* WHAT YOU HAVE TO DO *
The listing below is to be output in its exact form.

(Stored records)
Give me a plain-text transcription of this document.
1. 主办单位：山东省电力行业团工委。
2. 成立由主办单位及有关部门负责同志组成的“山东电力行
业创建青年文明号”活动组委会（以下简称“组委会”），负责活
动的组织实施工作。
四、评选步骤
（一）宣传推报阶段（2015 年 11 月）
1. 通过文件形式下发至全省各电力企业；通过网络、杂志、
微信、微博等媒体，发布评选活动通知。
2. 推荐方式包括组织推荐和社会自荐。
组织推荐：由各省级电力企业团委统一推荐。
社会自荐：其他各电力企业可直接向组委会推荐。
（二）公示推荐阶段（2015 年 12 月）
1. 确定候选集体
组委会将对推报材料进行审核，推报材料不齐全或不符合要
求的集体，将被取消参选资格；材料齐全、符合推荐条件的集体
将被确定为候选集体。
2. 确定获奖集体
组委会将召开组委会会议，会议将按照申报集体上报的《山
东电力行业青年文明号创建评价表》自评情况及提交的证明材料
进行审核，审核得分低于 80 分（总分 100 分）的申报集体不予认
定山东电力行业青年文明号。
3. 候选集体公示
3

* FULL SOLUTION *
Give me a plain-text transcription of this document.
1. 主办单位：山东省电力行业团工委。
2. 成立由主办单位及有关部门负责同志组成的“山东电力行
业创建青年文明号”活动组委会（以下简称“组委会”），负责活
动的组织实施工作。
四、评选步骤
（一）宣传推报阶段（2015 年 11 月）
1. 通过文件形式下发至全省各电力企业；通过网络、杂志、
微信、微博等媒体，发布评选活动通知。
2. 推荐方式包括组织推荐和社会自荐。
组织推荐：由各省级电力企业团委统一推荐。
社会自荐：其他各电力企业可直接向组委会推荐。
（二）公示推荐阶段（2015 年 12 月）
1. 确定候选集体
组委会将对推报材料进行审核，推报材料不齐全或不符合要
求的集体，将被取消参选资格；材料齐全、符合推荐条件的集体
将被确定为候选集体。
2. 确定获奖集体
组委会将召开组委会会议，会议将按照申报集体上报的《山
东电力行业青年文明号创建评价表》自评情况及提交的证明材料
进行审核，审核得分低于 80 分（总分 100 分）的申报集体不予认
定山东电力行业青年文明号。
3. 候选集体公示
3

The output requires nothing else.